TASK DESCRIPTION
Scan the entries below and extract each line with the word "School" in it.
══ DATA TO PROCESS ══
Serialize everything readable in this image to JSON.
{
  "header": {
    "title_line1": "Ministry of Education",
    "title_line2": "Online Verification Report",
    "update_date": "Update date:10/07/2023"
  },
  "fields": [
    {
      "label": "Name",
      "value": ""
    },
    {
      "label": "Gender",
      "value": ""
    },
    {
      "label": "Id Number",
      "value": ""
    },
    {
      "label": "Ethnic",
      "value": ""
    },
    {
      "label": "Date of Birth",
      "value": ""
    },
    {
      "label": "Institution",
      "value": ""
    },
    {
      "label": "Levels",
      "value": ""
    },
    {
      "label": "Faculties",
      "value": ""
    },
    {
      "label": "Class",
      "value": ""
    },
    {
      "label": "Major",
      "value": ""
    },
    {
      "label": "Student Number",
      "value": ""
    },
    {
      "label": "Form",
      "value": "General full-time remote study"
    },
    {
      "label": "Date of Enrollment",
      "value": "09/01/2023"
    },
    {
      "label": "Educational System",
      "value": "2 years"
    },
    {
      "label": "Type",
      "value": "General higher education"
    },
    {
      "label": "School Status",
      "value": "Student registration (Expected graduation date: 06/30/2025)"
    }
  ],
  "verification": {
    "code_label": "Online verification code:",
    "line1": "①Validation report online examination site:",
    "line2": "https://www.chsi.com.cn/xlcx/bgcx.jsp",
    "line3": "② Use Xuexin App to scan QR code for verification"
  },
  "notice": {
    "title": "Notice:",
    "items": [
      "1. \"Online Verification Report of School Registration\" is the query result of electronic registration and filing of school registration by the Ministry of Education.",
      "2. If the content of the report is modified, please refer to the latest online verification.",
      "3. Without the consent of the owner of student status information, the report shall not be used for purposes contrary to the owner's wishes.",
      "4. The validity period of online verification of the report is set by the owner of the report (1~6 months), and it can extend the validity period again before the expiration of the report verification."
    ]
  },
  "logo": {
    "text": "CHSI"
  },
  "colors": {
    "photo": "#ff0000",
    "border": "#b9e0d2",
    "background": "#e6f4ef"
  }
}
═══
══ DATA TO PROCESS ══
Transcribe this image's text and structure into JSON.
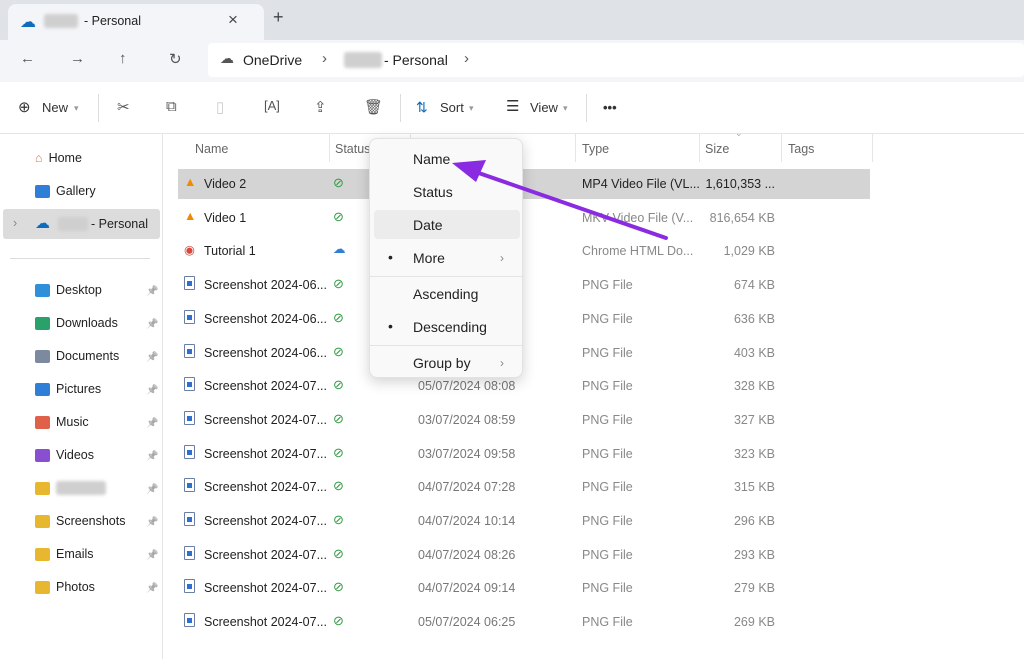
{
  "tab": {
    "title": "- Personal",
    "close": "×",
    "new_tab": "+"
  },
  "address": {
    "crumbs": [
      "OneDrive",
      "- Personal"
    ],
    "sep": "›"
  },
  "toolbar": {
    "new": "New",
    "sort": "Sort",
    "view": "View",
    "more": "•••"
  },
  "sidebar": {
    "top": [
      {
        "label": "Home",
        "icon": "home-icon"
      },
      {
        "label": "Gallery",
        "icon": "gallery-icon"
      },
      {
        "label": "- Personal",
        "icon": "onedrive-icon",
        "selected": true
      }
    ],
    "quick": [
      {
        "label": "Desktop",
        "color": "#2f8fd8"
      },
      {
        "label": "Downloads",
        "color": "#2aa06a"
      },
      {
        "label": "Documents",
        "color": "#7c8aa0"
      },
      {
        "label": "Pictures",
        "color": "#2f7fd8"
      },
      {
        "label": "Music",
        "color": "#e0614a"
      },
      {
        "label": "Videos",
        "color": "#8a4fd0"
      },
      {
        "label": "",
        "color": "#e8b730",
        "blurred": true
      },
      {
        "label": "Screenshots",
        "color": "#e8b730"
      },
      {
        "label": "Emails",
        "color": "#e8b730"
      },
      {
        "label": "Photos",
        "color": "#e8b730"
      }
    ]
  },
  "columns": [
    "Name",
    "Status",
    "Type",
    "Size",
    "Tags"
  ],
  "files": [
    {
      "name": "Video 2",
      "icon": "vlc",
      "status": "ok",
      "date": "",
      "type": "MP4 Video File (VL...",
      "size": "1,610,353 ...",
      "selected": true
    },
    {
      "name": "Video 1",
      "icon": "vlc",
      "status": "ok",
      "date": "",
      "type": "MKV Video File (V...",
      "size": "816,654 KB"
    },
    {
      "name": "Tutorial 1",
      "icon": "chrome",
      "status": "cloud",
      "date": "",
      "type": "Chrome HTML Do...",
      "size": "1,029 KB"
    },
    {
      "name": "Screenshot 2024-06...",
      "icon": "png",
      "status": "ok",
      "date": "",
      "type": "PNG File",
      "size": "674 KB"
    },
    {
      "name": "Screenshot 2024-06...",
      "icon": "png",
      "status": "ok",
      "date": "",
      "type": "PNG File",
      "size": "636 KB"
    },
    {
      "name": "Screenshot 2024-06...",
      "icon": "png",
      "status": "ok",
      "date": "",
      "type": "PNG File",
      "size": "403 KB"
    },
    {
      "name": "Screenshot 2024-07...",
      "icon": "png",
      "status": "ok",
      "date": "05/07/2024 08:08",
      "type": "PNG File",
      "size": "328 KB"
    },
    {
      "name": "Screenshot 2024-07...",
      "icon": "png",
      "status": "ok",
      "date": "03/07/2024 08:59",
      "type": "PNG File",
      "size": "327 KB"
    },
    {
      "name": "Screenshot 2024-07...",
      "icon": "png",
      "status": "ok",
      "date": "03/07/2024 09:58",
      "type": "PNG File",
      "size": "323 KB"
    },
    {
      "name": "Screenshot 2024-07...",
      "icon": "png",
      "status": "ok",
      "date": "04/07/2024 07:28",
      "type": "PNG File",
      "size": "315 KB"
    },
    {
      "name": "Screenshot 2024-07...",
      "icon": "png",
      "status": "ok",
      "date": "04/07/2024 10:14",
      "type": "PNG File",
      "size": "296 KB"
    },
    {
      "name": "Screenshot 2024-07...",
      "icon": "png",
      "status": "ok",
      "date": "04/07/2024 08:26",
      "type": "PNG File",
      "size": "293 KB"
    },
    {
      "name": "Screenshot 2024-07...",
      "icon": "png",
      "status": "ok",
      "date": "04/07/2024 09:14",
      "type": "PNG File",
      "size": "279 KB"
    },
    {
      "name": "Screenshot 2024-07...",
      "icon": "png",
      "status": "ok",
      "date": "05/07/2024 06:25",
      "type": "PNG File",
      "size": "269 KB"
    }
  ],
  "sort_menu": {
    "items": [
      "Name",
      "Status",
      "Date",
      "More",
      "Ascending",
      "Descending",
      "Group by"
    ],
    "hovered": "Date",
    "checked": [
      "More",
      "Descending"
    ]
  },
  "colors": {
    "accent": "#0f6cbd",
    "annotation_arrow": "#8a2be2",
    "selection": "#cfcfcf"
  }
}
═══
EXERCISE SOLUTION
      "label": "School Status",
      "1. \"Online Verification Report of School Registration\" is the query result of electronic registration and filing of school registration by the Ministry of Education.",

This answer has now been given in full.